— START OF RECORDS TO USE —
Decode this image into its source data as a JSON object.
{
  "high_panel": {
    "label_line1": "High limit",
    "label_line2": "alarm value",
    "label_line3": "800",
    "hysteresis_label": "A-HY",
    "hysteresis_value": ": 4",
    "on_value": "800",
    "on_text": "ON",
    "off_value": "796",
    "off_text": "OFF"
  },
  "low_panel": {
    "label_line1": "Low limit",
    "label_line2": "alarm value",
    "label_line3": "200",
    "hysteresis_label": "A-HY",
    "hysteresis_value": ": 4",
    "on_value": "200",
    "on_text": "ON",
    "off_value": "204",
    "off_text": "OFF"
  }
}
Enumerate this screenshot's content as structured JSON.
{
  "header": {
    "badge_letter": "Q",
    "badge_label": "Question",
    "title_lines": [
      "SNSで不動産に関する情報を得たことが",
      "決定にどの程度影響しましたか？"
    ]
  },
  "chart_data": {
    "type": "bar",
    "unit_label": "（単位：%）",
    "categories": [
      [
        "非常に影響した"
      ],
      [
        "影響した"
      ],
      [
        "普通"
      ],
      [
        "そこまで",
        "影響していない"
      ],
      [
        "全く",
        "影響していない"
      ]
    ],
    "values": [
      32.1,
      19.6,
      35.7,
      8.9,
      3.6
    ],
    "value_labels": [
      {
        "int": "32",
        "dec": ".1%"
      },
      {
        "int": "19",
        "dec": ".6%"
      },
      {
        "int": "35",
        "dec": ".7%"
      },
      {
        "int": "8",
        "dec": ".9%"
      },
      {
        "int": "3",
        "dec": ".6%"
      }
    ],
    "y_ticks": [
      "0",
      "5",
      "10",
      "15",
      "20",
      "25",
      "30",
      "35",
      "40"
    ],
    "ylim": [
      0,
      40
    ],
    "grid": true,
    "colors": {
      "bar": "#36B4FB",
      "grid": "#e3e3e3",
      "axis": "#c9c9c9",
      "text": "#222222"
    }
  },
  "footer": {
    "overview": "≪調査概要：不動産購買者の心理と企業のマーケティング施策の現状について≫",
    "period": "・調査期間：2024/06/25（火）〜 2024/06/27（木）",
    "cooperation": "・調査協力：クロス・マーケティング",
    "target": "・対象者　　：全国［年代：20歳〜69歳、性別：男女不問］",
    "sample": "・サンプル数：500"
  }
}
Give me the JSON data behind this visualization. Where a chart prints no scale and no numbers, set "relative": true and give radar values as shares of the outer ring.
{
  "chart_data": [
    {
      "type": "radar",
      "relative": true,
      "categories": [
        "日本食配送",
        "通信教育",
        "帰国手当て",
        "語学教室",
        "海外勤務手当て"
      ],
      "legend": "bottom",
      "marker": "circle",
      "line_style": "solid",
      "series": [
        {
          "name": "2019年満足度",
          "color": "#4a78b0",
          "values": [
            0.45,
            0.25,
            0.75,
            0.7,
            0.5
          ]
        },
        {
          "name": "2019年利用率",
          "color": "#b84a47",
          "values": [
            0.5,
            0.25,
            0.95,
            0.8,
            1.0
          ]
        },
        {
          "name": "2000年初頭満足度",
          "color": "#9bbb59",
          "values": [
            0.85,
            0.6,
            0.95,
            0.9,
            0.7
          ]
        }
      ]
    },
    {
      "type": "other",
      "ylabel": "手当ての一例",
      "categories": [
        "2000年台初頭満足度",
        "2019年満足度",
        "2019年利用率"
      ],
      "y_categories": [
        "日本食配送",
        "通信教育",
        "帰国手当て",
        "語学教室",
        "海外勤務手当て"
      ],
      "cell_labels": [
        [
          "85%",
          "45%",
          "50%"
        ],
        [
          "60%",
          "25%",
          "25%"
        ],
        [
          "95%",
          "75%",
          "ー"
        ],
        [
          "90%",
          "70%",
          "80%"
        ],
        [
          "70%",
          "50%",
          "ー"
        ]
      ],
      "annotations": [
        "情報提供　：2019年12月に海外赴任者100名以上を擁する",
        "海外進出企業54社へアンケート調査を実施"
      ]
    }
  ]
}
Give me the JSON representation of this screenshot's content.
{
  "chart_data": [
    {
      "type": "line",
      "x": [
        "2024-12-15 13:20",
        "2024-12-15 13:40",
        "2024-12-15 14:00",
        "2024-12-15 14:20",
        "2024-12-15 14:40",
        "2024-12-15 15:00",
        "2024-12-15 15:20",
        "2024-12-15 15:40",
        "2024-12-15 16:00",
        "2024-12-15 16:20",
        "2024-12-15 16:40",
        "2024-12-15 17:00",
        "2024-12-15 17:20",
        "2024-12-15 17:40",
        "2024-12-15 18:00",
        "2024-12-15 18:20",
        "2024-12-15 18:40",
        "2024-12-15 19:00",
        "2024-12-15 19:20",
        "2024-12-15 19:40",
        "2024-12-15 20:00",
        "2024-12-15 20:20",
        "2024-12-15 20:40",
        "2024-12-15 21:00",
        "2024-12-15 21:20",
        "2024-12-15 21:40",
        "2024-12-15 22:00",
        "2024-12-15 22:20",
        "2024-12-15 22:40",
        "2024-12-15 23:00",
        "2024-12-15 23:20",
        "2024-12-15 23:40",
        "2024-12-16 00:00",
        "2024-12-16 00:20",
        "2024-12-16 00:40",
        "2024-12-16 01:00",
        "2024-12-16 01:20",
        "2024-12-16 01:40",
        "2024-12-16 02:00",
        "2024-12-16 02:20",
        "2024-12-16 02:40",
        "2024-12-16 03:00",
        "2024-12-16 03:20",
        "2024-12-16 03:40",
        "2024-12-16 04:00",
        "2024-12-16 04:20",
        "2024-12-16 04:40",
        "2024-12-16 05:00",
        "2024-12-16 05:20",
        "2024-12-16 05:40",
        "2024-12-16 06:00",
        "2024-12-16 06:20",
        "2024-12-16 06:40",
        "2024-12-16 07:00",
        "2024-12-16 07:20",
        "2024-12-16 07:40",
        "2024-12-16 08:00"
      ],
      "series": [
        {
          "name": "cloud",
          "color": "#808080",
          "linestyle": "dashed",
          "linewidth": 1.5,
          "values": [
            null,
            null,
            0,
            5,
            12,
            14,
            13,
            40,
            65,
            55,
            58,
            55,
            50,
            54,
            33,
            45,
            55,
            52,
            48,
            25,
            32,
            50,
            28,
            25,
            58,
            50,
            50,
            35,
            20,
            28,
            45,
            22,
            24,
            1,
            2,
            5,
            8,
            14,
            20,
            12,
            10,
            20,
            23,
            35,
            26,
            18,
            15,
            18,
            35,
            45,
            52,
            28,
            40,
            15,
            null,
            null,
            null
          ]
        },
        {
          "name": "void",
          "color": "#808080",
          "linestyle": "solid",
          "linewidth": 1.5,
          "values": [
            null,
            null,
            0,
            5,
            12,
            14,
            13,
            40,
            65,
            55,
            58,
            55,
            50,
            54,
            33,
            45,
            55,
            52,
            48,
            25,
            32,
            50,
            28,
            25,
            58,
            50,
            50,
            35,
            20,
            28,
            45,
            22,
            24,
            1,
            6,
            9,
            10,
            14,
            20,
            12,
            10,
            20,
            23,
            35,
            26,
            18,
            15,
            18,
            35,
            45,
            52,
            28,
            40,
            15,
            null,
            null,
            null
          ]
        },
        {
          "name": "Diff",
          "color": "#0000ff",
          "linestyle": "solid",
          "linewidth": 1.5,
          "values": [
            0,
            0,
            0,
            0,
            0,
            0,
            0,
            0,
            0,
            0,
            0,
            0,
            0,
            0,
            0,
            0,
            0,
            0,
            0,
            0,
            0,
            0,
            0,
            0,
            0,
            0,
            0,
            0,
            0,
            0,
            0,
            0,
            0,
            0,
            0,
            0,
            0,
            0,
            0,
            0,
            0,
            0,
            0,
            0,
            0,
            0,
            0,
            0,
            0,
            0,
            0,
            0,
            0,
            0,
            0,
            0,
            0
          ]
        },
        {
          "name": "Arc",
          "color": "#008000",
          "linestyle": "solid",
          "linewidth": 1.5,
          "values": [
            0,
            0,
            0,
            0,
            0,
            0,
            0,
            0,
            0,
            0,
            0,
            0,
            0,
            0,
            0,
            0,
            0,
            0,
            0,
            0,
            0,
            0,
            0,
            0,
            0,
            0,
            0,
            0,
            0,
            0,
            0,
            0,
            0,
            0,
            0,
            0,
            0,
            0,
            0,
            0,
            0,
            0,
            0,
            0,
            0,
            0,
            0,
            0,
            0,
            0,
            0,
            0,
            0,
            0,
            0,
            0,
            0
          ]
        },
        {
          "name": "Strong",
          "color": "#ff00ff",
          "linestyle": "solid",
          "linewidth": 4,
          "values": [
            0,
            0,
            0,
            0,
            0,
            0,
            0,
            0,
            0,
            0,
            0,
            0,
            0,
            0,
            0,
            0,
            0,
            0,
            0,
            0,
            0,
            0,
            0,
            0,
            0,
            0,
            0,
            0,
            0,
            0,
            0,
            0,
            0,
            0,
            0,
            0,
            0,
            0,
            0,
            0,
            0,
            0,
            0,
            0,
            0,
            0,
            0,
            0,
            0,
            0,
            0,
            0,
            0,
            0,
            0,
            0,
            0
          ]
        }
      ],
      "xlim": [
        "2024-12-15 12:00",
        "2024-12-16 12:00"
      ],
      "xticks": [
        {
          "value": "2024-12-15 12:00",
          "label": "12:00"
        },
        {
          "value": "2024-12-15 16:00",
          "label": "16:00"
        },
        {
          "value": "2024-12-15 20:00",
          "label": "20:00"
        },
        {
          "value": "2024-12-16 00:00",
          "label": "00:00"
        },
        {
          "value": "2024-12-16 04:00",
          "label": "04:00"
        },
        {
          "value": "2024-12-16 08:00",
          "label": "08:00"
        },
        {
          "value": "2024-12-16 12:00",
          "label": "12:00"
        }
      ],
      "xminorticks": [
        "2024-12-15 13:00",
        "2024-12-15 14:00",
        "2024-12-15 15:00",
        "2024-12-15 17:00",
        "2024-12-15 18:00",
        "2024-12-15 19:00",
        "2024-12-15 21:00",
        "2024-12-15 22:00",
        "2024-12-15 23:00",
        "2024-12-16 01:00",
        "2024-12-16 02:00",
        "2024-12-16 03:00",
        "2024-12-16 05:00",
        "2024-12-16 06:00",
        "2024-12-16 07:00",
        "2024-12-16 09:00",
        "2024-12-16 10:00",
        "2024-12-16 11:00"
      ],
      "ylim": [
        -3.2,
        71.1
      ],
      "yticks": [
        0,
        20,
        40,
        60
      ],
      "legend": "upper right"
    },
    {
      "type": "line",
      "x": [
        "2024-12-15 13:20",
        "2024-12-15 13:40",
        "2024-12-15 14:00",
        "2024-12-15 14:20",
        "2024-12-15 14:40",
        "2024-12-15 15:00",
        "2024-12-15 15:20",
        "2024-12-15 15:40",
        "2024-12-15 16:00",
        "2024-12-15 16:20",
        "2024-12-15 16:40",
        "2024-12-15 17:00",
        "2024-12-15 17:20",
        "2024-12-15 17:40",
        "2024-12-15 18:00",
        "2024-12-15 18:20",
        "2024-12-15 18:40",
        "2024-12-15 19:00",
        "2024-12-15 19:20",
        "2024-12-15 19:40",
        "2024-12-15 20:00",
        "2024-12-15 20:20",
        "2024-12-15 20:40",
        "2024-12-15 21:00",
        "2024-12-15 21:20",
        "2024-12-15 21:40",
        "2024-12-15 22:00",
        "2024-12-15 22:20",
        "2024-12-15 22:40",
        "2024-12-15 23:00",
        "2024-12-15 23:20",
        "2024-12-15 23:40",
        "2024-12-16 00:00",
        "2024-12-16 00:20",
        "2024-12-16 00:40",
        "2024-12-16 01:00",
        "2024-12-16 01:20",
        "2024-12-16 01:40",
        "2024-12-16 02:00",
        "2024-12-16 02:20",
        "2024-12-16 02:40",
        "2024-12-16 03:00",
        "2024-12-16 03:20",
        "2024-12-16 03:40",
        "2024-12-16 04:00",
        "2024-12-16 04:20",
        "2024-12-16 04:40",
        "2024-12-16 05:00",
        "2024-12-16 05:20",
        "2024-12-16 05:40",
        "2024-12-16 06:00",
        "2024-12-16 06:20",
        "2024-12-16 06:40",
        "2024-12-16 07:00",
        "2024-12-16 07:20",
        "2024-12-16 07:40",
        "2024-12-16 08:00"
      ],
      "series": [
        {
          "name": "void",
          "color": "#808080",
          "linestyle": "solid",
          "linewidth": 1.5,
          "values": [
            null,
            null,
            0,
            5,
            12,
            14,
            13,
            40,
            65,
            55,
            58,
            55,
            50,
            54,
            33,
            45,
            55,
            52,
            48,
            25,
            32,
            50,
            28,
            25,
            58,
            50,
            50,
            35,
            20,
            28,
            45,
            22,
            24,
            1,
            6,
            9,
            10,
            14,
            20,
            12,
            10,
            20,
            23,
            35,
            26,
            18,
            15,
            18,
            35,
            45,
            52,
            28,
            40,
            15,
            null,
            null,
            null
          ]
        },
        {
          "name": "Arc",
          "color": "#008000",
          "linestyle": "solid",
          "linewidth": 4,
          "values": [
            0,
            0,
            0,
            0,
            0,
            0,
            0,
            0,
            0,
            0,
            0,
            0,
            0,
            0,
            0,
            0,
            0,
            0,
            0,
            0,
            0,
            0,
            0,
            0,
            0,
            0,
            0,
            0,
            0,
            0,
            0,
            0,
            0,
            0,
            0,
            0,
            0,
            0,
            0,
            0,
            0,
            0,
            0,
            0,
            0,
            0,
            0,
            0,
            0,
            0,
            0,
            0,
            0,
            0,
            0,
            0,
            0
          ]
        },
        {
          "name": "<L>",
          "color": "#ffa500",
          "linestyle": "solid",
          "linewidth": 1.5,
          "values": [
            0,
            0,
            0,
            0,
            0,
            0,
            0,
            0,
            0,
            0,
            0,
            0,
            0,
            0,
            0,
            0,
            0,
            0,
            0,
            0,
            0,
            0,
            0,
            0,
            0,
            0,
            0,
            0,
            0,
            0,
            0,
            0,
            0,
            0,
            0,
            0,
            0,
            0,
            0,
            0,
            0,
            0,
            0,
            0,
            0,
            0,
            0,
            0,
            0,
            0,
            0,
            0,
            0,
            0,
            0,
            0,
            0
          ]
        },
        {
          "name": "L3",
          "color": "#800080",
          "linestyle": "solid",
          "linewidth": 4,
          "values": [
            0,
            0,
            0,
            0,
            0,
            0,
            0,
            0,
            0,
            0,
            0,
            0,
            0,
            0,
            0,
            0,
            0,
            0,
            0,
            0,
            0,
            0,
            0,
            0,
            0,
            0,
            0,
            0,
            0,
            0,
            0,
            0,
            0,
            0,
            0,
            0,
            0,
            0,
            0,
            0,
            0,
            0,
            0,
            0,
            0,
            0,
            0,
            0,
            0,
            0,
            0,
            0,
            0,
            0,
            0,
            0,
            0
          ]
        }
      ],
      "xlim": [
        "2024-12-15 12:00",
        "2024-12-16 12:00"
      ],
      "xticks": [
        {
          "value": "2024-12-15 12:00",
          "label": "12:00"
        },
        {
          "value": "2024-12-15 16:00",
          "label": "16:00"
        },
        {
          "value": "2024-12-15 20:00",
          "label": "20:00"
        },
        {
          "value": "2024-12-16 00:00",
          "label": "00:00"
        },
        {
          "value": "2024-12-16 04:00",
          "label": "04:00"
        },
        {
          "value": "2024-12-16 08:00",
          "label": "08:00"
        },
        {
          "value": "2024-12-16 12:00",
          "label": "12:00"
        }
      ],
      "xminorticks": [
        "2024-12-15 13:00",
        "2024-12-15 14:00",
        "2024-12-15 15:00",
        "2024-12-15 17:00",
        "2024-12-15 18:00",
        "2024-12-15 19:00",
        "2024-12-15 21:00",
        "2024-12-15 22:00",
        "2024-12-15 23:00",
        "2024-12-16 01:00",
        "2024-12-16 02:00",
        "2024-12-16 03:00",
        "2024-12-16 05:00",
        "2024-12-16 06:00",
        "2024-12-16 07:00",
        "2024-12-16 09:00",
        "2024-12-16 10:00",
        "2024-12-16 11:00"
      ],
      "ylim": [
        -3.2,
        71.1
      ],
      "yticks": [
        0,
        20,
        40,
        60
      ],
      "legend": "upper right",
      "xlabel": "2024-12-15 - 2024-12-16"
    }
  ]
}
— END OF RECORDS TO USE —
AIM OF THE EXERCISE: Go through the material above and copy each line that has the word "upper".

EXERCISE RESPONSE:
      "legend": "upper right"
      "legend": "upper right",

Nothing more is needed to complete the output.